** Opening Passage to read block **

Pharmacists suggestions for improving the rational use of antibiotics
Challenge the culture of self-medication, raise awareness and educate patients: Enforcing compliance to the standard guidelines dispensing antibiotics at the pharmacy level is a priority action for changing the culture of self-medication, according to the pharmacists. One stated:
“People should be told and educated that the pharmacist is not a doctor and a pharmacy is not a health care centre, maybe it would be good to explain to them our roles in the pharmacy, so they stop pressing us and change behaviour.” (Pharmacist 7).
One pharmacist also stressed the need to start education at the household level considering the strong influence family members have in the health-seeking behaviour:
“ educating people on what is a pharmacy, how to use medicines properly, when to go to a pharmacy, this should start at home, with the family”(Pharmacist 12).

** Closing Passage to read block **
** Opening Records shown block **

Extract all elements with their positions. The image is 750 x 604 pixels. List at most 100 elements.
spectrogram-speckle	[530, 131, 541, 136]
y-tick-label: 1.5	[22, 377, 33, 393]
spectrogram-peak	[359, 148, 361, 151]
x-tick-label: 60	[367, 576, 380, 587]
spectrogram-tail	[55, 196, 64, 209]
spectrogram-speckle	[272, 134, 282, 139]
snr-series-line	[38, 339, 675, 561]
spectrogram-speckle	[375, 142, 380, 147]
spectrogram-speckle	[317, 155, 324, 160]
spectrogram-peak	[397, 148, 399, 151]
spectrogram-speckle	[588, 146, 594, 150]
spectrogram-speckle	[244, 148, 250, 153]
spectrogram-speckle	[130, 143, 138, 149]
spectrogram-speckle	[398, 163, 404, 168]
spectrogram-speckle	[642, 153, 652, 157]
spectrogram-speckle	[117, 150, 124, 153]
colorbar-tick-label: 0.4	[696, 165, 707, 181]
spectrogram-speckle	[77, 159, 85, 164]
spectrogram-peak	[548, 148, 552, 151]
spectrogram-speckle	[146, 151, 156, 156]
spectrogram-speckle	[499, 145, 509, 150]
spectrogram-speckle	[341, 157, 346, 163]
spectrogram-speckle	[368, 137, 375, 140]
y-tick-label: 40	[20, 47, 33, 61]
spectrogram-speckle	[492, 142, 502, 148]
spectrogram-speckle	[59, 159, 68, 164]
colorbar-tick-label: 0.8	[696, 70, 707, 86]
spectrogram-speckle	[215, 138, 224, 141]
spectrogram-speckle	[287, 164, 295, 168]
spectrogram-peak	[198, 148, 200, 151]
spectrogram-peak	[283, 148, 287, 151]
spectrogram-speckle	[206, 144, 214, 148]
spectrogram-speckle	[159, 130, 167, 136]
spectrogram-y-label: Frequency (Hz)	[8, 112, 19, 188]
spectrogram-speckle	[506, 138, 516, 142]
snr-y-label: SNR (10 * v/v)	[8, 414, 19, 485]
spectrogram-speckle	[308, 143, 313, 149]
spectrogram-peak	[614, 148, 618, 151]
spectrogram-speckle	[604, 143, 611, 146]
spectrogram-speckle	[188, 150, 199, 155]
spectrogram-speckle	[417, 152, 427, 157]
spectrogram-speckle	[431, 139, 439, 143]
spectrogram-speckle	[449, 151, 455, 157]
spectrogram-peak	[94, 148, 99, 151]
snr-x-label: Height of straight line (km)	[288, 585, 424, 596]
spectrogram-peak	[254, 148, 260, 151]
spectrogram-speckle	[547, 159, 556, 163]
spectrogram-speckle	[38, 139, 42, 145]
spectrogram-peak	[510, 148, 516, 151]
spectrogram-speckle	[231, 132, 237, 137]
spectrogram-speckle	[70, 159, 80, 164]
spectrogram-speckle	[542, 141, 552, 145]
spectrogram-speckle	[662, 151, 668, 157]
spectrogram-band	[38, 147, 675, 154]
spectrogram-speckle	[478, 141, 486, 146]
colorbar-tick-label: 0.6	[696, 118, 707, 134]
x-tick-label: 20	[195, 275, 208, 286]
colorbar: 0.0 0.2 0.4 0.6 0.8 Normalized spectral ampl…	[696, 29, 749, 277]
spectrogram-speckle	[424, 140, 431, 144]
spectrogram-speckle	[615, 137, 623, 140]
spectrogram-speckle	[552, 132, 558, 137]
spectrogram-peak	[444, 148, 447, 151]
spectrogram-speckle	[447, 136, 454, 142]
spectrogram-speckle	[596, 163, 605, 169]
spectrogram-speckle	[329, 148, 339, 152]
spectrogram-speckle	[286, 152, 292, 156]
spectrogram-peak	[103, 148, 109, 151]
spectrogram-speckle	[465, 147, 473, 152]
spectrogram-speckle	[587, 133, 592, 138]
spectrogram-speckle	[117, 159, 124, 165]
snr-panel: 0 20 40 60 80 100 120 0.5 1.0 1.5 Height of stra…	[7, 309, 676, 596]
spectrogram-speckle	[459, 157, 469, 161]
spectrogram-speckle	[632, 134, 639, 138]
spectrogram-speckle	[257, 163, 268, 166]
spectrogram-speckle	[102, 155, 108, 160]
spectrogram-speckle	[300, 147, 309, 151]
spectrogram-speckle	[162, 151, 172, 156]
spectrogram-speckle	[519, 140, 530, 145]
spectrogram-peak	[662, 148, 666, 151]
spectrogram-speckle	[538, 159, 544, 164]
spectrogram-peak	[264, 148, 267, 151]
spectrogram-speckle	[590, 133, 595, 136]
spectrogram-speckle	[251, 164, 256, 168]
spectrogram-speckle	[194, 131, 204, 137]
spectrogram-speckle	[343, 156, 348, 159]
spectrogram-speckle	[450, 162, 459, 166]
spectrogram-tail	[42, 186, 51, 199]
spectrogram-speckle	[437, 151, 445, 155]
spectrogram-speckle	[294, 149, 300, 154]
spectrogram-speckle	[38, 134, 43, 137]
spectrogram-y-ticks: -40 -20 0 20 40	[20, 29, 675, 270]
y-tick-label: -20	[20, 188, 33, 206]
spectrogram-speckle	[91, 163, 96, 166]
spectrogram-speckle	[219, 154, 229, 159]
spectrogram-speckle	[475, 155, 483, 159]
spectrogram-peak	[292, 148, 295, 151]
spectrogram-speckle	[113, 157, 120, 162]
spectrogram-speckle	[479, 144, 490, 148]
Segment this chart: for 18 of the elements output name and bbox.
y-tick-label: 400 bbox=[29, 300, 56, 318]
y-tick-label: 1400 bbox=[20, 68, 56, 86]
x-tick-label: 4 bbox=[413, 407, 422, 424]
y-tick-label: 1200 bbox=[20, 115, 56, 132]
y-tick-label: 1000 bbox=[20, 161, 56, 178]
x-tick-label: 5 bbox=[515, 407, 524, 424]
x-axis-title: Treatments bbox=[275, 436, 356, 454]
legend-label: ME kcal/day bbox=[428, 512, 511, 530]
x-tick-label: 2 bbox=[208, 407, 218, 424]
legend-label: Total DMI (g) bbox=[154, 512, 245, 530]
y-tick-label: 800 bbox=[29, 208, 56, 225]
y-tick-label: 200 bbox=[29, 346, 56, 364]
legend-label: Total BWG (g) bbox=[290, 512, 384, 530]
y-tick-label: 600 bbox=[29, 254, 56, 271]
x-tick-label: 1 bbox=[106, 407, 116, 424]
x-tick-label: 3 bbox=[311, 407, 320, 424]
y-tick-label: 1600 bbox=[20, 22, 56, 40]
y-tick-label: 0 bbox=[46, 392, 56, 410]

** Closing Records shown block **

* Brief 1: In the passage on pharmacists' suggestions about antibiotics, where did one pharmacist say education should start?
* Brief 2: List the things Pharmacist 12 says people should be educated on, according to the passage on pharmacists' suggestions about antibiotics.
* Brief 3: Pick up the passage on pharmacists' suggestions about antibiotics after the quote from Pharmacist 12 and continue it.
The records are separate material, apart from the passage on pharmacists' suggestions about antibiotics.

* Response area 1: At the household level, at home with the family.

* Response area 2: What a pharmacy is, how to use medicines properly, and when to go to a pharmacy.

* Response area 3:
Strengthen law enforcement and control: Enforcing the law and control the level of guidelines compliance are necessary to ensure medicines are dispensed for health benefits and not exclusively for pharmacy profits. Pharmacists added that consistent and persistent law enforcement and accountability measures would prevent pressure and irrational dispensing. The quote below illustrates:
“ We know the inspection is there, people are there for this work, but I don’t see them working properly, they should be consistent to implement the law and sue non-complaints owners with expensive fees.” (Pharmacist 10).
Establish a Pharmacy Profession Association: The interviewed pharmacists were not aware of the existence of the Pharmacist’s Professional Association in country, which participants regarded as a gap for better address the profession challenges and maximize the skills. For the majority of pharmacists, the establishment of a Pharmacy Professionals Association would be beneficial to organize the collective voice in calling for implementation of standard guidelines addressing the multiple issues regarding medicine use including non-prescribed antibiotic dispensing and indirectly, the profit margin pursuit of some pharmacy owners. Two pharmacists said:
“We need to be more organized as pharmacy professionals, only this would help us addressing the challenges and barriers we face during activities”. (Pharmacist 9).
“(…) If there was an association among pharmacy professionals, the pharmacy owner would behave better, that would work as a controlling body that protects the professionals.” (Pharmacist 12).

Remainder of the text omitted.